-- WRITTEN TASK --
Pull out every line in the data that has the string "riferisce" in it.

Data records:
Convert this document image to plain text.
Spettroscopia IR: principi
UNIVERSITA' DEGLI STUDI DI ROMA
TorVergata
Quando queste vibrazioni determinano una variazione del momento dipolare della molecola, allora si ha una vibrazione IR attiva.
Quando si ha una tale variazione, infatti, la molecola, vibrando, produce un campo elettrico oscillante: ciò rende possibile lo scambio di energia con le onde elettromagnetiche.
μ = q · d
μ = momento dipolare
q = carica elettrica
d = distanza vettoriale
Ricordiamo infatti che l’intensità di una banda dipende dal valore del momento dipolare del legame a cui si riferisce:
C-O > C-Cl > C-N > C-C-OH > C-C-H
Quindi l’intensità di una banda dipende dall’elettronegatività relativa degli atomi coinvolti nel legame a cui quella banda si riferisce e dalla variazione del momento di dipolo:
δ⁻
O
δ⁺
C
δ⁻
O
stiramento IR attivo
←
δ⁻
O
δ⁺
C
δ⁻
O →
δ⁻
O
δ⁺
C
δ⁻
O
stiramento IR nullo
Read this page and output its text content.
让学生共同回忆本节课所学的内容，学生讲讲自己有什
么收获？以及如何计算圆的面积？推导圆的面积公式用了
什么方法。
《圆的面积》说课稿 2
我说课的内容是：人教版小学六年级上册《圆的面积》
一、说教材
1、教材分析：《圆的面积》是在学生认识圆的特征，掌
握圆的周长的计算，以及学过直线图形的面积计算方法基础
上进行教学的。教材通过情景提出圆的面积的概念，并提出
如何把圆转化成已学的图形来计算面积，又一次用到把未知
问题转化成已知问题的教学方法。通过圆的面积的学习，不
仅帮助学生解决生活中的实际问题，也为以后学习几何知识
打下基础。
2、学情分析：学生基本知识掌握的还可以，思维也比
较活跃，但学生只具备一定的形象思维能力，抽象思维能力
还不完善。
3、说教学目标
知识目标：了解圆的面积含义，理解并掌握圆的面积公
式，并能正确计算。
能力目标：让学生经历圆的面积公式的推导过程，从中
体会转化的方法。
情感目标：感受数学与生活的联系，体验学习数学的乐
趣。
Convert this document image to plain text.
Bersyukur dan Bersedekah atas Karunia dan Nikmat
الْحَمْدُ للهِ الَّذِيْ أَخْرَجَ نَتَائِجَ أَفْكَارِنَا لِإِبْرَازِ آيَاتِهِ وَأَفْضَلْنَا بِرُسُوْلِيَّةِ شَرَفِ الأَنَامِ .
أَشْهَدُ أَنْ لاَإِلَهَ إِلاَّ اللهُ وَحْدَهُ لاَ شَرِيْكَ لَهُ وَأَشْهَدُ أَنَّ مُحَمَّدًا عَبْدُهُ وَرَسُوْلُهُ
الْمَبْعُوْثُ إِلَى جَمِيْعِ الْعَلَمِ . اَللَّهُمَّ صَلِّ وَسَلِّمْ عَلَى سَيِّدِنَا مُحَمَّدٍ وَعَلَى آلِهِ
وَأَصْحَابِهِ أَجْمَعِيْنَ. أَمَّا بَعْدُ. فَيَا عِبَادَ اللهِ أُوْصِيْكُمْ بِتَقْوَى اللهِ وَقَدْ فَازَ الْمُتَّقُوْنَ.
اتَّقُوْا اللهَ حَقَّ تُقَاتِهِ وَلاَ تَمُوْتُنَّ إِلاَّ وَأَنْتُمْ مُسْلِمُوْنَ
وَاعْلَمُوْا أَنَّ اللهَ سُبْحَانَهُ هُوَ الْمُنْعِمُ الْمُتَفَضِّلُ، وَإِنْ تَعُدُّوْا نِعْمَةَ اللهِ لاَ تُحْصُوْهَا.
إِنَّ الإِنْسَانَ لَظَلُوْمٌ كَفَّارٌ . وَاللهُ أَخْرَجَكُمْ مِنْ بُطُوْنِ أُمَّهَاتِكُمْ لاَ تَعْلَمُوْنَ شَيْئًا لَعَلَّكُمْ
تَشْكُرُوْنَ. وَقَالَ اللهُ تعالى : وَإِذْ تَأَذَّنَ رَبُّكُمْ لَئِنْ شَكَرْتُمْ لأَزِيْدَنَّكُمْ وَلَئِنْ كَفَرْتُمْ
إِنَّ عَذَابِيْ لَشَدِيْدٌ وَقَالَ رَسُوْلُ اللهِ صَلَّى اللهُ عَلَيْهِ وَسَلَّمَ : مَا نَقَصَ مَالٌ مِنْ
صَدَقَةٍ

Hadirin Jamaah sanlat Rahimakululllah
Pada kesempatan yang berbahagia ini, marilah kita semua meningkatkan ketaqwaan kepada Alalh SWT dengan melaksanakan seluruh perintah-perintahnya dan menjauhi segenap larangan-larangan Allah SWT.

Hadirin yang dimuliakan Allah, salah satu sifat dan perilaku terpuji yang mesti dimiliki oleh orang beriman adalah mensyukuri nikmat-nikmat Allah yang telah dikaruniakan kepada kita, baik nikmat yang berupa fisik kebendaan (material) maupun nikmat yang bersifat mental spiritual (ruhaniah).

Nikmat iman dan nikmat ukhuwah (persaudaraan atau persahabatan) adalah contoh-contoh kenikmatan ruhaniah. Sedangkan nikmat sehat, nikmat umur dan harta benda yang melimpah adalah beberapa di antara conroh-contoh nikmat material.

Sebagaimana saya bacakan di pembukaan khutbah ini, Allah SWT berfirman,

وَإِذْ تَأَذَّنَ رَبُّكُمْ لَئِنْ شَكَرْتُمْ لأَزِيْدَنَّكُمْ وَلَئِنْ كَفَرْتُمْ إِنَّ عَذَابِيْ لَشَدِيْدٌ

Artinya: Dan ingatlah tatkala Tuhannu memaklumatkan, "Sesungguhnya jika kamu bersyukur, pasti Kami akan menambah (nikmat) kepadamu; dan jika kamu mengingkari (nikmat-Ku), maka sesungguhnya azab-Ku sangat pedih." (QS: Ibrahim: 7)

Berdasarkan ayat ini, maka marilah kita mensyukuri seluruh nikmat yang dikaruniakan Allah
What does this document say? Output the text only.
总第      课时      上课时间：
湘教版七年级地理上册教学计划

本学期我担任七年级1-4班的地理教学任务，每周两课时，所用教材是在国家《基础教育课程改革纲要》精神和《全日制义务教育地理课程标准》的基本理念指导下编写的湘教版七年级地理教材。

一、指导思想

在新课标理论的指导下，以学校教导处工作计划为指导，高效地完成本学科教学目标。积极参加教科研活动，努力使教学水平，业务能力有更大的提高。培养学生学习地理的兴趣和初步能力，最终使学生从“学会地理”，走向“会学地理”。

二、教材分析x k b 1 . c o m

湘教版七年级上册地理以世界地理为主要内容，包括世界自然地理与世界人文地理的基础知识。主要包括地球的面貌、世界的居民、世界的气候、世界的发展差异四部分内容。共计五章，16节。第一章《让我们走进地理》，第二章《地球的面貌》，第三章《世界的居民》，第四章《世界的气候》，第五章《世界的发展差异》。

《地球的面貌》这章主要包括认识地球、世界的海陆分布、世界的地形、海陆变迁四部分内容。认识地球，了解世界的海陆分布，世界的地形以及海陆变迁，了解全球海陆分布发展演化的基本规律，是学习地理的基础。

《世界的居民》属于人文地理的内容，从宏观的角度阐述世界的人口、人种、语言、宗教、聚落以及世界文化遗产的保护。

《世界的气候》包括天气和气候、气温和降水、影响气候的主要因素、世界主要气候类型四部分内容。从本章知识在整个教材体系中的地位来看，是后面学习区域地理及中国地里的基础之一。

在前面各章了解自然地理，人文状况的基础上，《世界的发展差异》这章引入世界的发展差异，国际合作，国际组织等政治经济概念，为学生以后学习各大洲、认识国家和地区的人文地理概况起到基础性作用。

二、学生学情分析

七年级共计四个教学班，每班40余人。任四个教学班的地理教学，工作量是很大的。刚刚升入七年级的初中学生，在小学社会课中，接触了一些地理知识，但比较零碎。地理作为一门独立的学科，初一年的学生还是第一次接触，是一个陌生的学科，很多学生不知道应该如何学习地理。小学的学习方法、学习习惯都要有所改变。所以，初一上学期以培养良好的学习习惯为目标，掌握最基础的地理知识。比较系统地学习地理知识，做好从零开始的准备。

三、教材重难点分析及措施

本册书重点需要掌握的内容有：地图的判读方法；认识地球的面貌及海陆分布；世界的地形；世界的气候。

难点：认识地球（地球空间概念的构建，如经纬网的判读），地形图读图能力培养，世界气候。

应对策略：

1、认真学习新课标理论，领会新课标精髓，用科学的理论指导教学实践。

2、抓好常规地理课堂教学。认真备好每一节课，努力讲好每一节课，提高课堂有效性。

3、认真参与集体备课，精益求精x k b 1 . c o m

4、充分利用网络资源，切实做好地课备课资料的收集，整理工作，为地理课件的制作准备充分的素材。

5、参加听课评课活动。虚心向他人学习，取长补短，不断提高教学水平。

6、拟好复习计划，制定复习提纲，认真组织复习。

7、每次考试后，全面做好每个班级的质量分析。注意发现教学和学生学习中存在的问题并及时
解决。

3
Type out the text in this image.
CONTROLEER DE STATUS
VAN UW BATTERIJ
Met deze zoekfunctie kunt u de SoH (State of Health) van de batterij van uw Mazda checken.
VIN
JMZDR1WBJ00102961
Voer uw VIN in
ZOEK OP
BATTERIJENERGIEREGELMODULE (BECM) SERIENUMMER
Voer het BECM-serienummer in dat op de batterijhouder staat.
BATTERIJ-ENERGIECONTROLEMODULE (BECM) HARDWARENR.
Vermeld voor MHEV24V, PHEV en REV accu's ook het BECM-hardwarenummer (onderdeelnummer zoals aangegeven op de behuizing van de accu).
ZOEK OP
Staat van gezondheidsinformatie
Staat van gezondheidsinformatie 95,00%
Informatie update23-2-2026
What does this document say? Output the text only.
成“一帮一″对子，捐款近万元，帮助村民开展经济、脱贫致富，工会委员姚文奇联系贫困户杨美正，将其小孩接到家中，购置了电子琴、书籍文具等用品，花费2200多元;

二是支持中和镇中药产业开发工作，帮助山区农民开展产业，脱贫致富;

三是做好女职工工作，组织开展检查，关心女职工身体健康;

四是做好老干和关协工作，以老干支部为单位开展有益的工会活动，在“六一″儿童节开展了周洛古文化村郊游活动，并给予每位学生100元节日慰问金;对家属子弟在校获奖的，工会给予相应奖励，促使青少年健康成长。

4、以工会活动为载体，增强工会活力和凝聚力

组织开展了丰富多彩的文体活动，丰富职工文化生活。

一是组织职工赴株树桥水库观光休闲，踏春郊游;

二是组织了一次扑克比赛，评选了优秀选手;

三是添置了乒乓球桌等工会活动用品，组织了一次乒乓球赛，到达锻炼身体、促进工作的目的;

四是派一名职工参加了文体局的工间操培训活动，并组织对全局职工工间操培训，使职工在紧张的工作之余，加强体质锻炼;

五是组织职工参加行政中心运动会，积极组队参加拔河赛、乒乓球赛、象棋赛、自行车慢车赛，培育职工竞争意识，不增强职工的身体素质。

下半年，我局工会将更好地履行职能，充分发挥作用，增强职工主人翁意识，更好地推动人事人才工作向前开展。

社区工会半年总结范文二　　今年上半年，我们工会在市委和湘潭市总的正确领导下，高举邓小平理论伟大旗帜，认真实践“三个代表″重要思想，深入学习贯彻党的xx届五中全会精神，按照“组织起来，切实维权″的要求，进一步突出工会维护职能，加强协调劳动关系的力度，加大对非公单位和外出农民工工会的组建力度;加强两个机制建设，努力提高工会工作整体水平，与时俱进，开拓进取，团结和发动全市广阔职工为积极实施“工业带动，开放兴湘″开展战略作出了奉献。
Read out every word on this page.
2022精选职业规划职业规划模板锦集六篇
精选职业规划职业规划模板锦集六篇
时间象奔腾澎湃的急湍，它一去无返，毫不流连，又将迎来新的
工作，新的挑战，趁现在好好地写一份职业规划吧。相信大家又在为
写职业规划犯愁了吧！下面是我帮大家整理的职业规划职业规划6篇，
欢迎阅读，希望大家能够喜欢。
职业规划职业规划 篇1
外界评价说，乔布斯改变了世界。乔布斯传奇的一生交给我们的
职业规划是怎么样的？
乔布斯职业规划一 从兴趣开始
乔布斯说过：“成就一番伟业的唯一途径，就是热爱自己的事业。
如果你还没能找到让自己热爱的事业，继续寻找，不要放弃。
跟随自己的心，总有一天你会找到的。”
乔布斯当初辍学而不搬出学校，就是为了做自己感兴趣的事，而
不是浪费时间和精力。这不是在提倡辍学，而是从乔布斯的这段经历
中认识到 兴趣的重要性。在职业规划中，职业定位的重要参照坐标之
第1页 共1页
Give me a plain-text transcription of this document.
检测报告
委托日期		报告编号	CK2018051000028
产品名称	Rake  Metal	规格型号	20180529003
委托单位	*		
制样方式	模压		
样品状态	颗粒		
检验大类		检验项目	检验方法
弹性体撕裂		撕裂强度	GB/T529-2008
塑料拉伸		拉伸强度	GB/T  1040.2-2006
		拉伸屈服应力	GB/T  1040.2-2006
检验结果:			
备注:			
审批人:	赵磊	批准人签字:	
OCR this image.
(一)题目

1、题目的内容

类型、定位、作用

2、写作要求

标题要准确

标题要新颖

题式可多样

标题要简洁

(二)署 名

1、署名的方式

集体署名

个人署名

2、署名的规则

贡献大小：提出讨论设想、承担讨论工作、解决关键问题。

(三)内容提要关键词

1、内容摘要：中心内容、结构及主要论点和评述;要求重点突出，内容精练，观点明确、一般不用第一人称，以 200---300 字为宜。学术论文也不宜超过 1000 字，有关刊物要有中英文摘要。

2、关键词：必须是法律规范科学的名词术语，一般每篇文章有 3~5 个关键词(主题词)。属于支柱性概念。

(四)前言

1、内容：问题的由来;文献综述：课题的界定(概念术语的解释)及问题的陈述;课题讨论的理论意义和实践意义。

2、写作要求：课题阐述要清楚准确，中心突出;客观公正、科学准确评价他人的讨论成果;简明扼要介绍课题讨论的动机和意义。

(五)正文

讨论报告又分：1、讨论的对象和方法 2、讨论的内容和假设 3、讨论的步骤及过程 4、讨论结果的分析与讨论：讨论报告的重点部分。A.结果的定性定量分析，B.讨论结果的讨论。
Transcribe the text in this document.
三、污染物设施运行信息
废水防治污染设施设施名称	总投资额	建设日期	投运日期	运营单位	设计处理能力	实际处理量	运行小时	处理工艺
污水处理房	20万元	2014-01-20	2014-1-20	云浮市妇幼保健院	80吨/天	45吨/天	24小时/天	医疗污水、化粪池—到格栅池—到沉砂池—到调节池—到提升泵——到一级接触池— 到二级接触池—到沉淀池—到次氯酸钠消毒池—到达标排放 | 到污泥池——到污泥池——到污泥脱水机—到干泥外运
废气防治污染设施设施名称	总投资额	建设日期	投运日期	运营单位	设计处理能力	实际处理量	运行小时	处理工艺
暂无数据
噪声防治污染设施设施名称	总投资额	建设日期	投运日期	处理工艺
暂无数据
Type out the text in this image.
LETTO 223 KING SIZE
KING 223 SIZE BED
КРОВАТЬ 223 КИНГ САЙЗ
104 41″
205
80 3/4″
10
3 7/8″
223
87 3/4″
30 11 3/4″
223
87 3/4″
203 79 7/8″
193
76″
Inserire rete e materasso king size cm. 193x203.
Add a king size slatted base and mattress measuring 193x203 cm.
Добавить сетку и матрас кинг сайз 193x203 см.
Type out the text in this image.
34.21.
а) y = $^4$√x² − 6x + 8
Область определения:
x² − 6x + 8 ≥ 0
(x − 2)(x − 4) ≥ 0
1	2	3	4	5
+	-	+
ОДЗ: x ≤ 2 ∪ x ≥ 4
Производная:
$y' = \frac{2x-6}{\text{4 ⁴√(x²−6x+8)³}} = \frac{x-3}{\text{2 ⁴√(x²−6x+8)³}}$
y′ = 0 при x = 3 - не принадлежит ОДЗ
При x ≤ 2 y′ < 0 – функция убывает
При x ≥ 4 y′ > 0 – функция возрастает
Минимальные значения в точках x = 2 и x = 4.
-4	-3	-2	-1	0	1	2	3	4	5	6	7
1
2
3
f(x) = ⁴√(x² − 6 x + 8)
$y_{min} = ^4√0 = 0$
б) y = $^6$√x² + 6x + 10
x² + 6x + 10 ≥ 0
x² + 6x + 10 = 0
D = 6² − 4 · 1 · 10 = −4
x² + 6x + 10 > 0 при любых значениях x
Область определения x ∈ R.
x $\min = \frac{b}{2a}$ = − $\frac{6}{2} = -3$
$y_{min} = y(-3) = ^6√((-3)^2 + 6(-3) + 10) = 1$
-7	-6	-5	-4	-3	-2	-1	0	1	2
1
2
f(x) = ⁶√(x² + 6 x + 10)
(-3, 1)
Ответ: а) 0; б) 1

-- CORRECT RESPONSE --
Ricordiamo infatti che l’intensità di una banda dipende dal valore del momento dipolare del legame a cui si riferisce:
Quindi l’intensità di una banda dipende dall’elettronegatività relativa degli atomi coinvolti nel legame a cui quella banda si riferisce e dalla variazione del momento di dipolo:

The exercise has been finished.